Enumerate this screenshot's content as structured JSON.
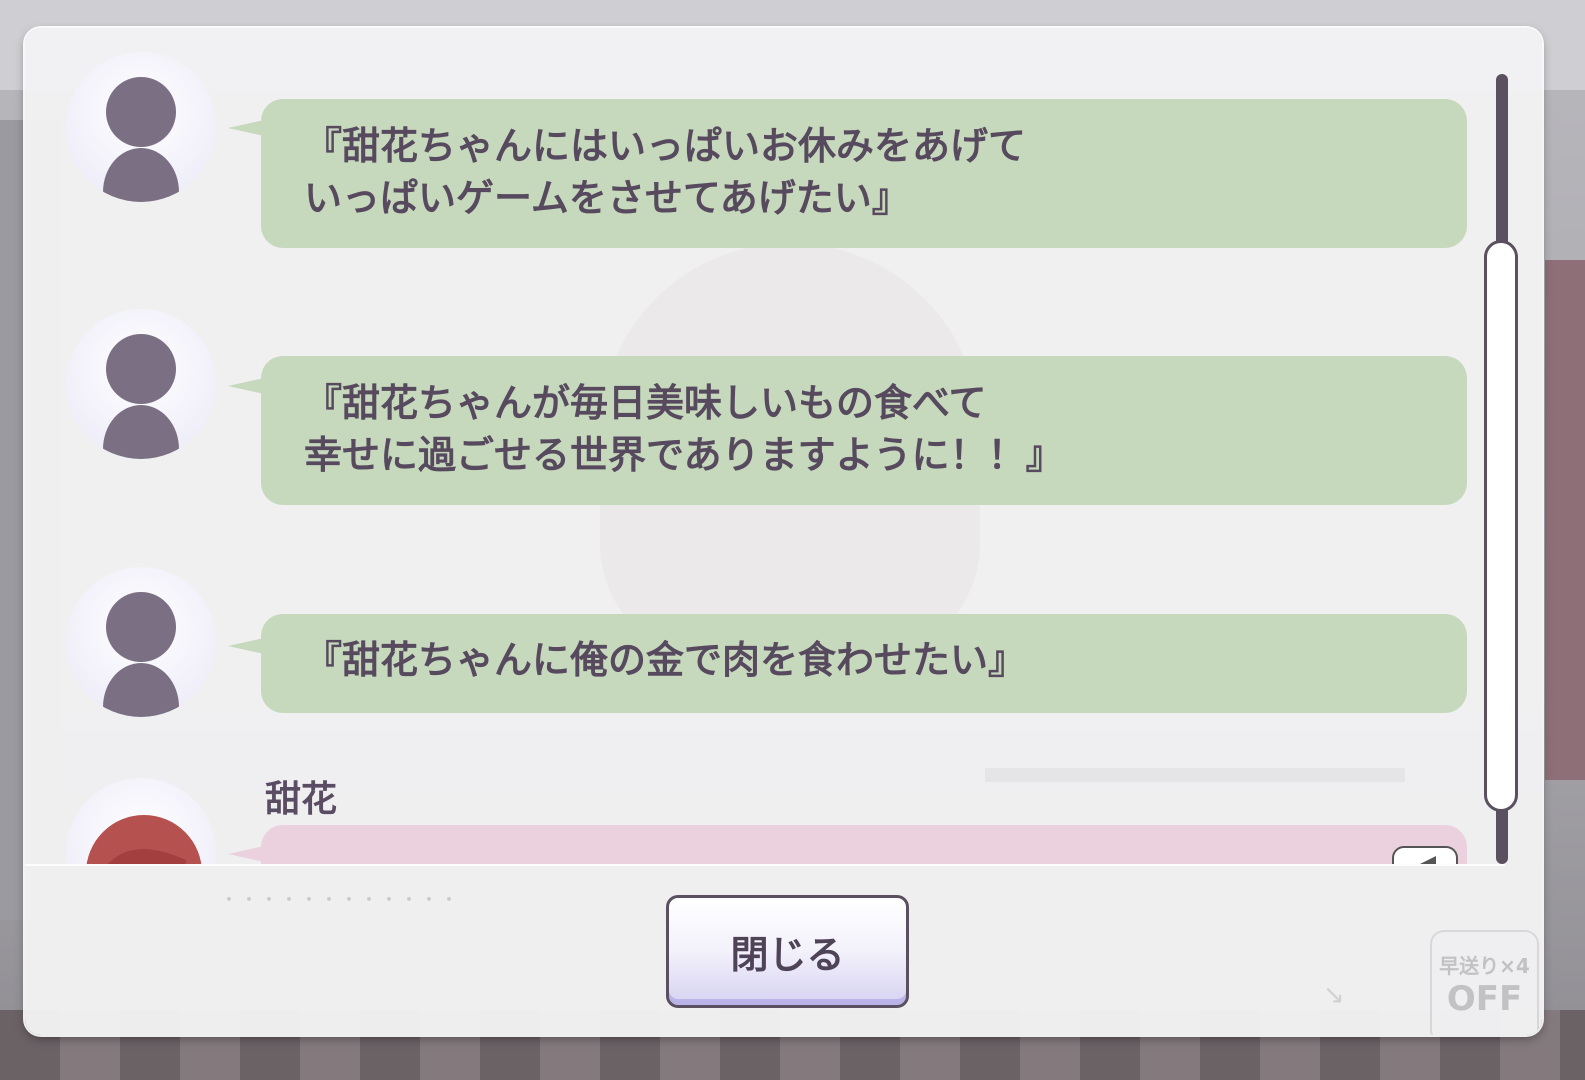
{
  "log": {
    "entries": [
      {
        "speaker": "",
        "avatar": "silhouette-icon",
        "style": "green",
        "text": "『甜花ちゃんにはいっぱいお休みをあげて\nいっぱいゲームをさせてあげたい』"
      },
      {
        "speaker": "",
        "avatar": "silhouette-icon",
        "style": "green",
        "text": "『甜花ちゃんが毎日美味しいもの食べて\n幸せに過ごせる世界でありますように！！』"
      },
      {
        "speaker": "",
        "avatar": "silhouette-icon",
        "style": "green",
        "text": "『甜花ちゃんに俺の金で肉を食わせたい』"
      },
      {
        "speaker": "甜花",
        "avatar": "character-portrait",
        "style": "pink",
        "text": "",
        "has_voice": true
      }
    ]
  },
  "dots": "・・・・・・・・・・・・",
  "close_button": {
    "label": "閉じる"
  },
  "background": {
    "fast_forward_label": "早送り×4",
    "fast_forward_state": "OFF"
  },
  "colors": {
    "green_bubble": "#c6d9bd",
    "pink_bubble": "#ead1dd",
    "text": "#574a5e",
    "accent": "#5a5060"
  }
}
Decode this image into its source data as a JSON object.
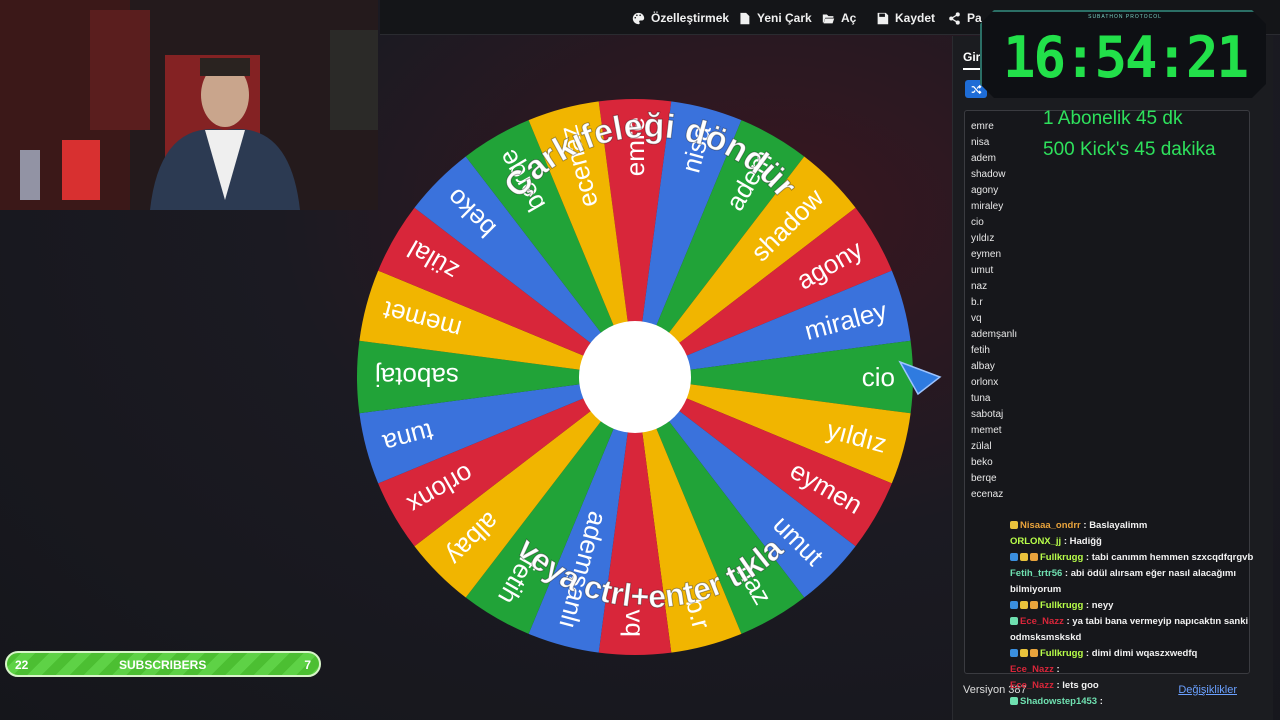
{
  "toolbar": {
    "items": [
      {
        "label": "Özelleştirmek",
        "icon": "palette-icon"
      },
      {
        "label": "Yeni Çark",
        "icon": "file-icon"
      },
      {
        "label": "Aç",
        "icon": "folder-open-icon"
      },
      {
        "label": "Kaydet",
        "icon": "save-icon"
      },
      {
        "label": "Pa",
        "icon": "share-icon"
      }
    ]
  },
  "wheel": {
    "top_text": "Çarkıfeleği döndür",
    "bottom_text": "veya ctrl+enter tıkla",
    "segment_colors": [
      "#d8263a",
      "#3a72dc",
      "#21a338",
      "#f1b500"
    ],
    "segments": [
      "emre",
      "nisa",
      "adem",
      "shadow",
      "agony",
      "miraley",
      "cio",
      "yıldız",
      "eymen",
      "umut",
      "naz",
      "b.r",
      "vq",
      "ademşanlı",
      "fetih",
      "albay",
      "orlonx",
      "tuna",
      "sabotaj",
      "memet",
      "zülal",
      "beko",
      "berqe",
      "ecenaz"
    ]
  },
  "panel": {
    "tab_label": "Gir",
    "names": [
      "emre",
      "nisa",
      "adem",
      "shadow",
      "agony",
      "miraley",
      "cio",
      "yıldız",
      "eymen",
      "umut",
      "naz",
      "b.r",
      "vq",
      "ademşanlı",
      "fetih",
      "albay",
      "orlonx",
      "tuna",
      "sabotaj",
      "memet",
      "zülal",
      "beko",
      "berqe",
      "ecenaz"
    ],
    "version": "Versiyon 387",
    "changes_link": "Değişiklikler"
  },
  "timer": {
    "label": "SUBATHON PROTOCOL",
    "time": "16:54:21",
    "lines": [
      "1 Abonelik 45 dk",
      "500 Kick's 45 dakika"
    ]
  },
  "chat": [
    {
      "user": "Nisaaa_ondrr",
      "color": "#e8a33c",
      "text": "Baslayalimm",
      "badges": [
        "#e8c23c"
      ]
    },
    {
      "user": "ORLONX_jj",
      "color": "#b9ff4a",
      "text": "Hadiğğ",
      "badges": []
    },
    {
      "user": "Fullkrugg",
      "color": "#b9ff4a",
      "text": "tabi canımm hemmen szxcqdfqrgvb",
      "badges": [
        "#3a8fe0",
        "#e8c23c",
        "#e8a33c"
      ]
    },
    {
      "user": "Fetih_trtr56",
      "color": "#6fe0b0",
      "text": "abi ödül alırsam eğer nasıl alacağımı bilmiyorum",
      "badges": []
    },
    {
      "user": "Fullkrugg",
      "color": "#b9ff4a",
      "text": "neyy",
      "badges": [
        "#3a8fe0",
        "#e8c23c",
        "#e8a33c"
      ]
    },
    {
      "user": "Ece_Nazz",
      "color": "#d8263a",
      "text": "ya tabi bana vermeyip napıcaktın sanki odmsksmskskd",
      "badges": [
        "#6fe0b0"
      ]
    },
    {
      "user": "Fullkrugg",
      "color": "#b9ff4a",
      "text": "dimi dimi wqaszxwedfq",
      "badges": [
        "#3a8fe0",
        "#e8c23c",
        "#e8a33c"
      ]
    },
    {
      "user": "Ece_Nazz",
      "color": "#d8263a",
      "text": "",
      "badges": []
    },
    {
      "user": "Ece_Nazz",
      "color": "#d8263a",
      "text": "lets goo",
      "badges": []
    },
    {
      "user": "Shadowstep1453",
      "color": "#6fe0b0",
      "text": "",
      "badges": [
        "#6fe0b0"
      ]
    }
  ],
  "subscribers": {
    "label": "SUBSCRIBERS",
    "current": "22",
    "goal": "7"
  }
}
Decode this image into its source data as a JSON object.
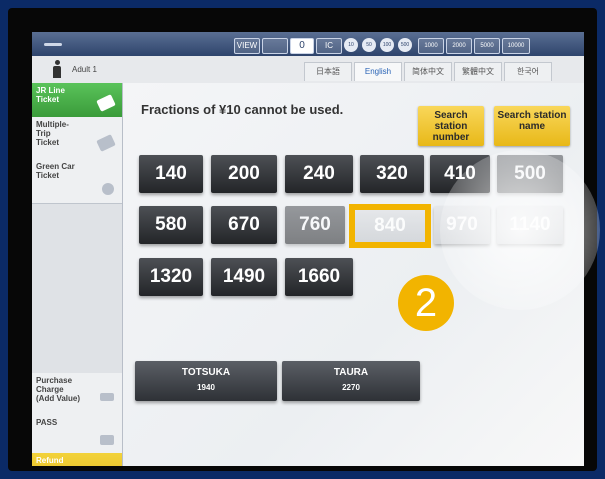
{
  "topbar": {
    "labels": [
      "VIEW",
      "",
      "0",
      "IC"
    ],
    "circles": [
      "10",
      "50",
      "100",
      "500",
      "1000",
      "2000",
      "5000",
      "10000"
    ]
  },
  "passenger": {
    "label": "Adult  1"
  },
  "languages": [
    {
      "label": "日本語",
      "active": false
    },
    {
      "label": "English",
      "active": true
    },
    {
      "label": "简体中文",
      "active": false
    },
    {
      "label": "繁體中文",
      "active": false
    },
    {
      "label": "한국어",
      "active": false
    }
  ],
  "sidebar": {
    "items": [
      {
        "label": "JR Line\nTicket"
      },
      {
        "label": "Multiple-\nTrip\nTicket"
      },
      {
        "label": "Green Car\nTicket"
      },
      {
        "label": "Purchase\nCharge\n(Add Value)"
      },
      {
        "label": "PASS"
      },
      {
        "label": "Refund"
      }
    ]
  },
  "main": {
    "notice": "Fractions of ¥10 cannot be used.",
    "search_number": "Search station number",
    "search_name": "Search station name"
  },
  "fares": [
    "140",
    "200",
    "240",
    "320",
    "410",
    "500",
    "580",
    "670",
    "760",
    "840",
    "970",
    "1140",
    "1320",
    "1490",
    "1660"
  ],
  "destinations": [
    {
      "name": "TOTSUKA",
      "price": "1940"
    },
    {
      "name": "TAURA",
      "price": "2270"
    }
  ],
  "marker": {
    "label": "2"
  },
  "colors": {
    "accent": "#f2b400",
    "active_tab": "#3a9b3a",
    "button_dark": "#2e3136"
  }
}
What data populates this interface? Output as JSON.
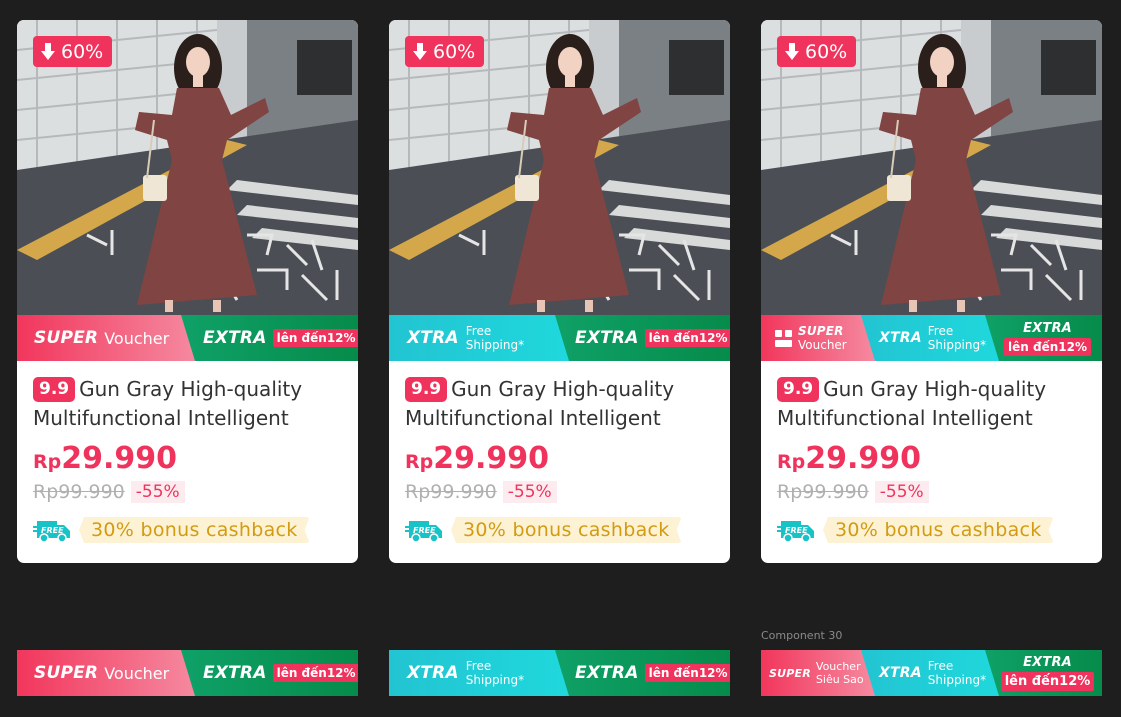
{
  "cards": [
    {
      "discount_badge": "60%",
      "strip": {
        "super": "SUPER",
        "voucher": "Voucher",
        "extra": "EXTRA",
        "upto": "lên đến12%"
      },
      "tag": "9.9",
      "title": "Gun Gray High-quality Multifunctional Intelligent",
      "price_currency": "Rp",
      "price": "29.990",
      "old_price": "Rp99.990",
      "discount": "-55%",
      "free_label": "FREE",
      "cashback": "30% bonus cashback"
    },
    {
      "discount_badge": "60%",
      "strip": {
        "xtra": "XTRA",
        "free1": "Free",
        "free2": "Shipping*",
        "extra": "EXTRA",
        "upto": "lên đến12%"
      },
      "tag": "9.9",
      "title": "Gun Gray High-quality Multifunctional Intelligent",
      "price_currency": "Rp",
      "price": "29.990",
      "old_price": "Rp99.990",
      "discount": "-55%",
      "free_label": "FREE",
      "cashback": "30% bonus cashback"
    },
    {
      "discount_badge": "60%",
      "strip": {
        "super": "SUPER",
        "voucher": "Voucher",
        "xtra": "XTRA",
        "free1": "Free",
        "free2": "Shipping*",
        "extra": "EXTRA",
        "upto": "lên đến12%"
      },
      "tag": "9.9",
      "title": "Gun Gray High-quality Multifunctional Intelligent",
      "price_currency": "Rp",
      "price": "29.990",
      "old_price": "Rp99.990",
      "discount": "-55%",
      "free_label": "FREE",
      "cashback": "30% bonus cashback"
    }
  ],
  "bottom_strips": [
    {
      "super": "SUPER",
      "voucher": "Voucher",
      "extra": "EXTRA",
      "upto": "lên đến12%"
    },
    {
      "xtra": "XTRA",
      "free1": "Free",
      "free2": "Shipping*",
      "extra": "EXTRA",
      "upto": "lên đến12%"
    },
    {
      "super": "SUPER",
      "voucher1": "Voucher",
      "voucher2": "Siêu Sao",
      "xtra": "XTRA",
      "free1": "Free",
      "free2": "Shipping*",
      "extra": "EXTRA",
      "upto": "lên đến12%"
    }
  ],
  "component_label": "Component 30",
  "colors": {
    "brand_pink": "#f0335c",
    "xtra_cyan": "#1fd0d8",
    "extra_green": "#0a9a5a",
    "cashback_gold": "#d39b12",
    "free_teal": "#18c3c8"
  }
}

- - - - -

- _Short task_: In the data above, how many lines contain the string "Search"? Answer with the number only.

- _Exercise result_: 2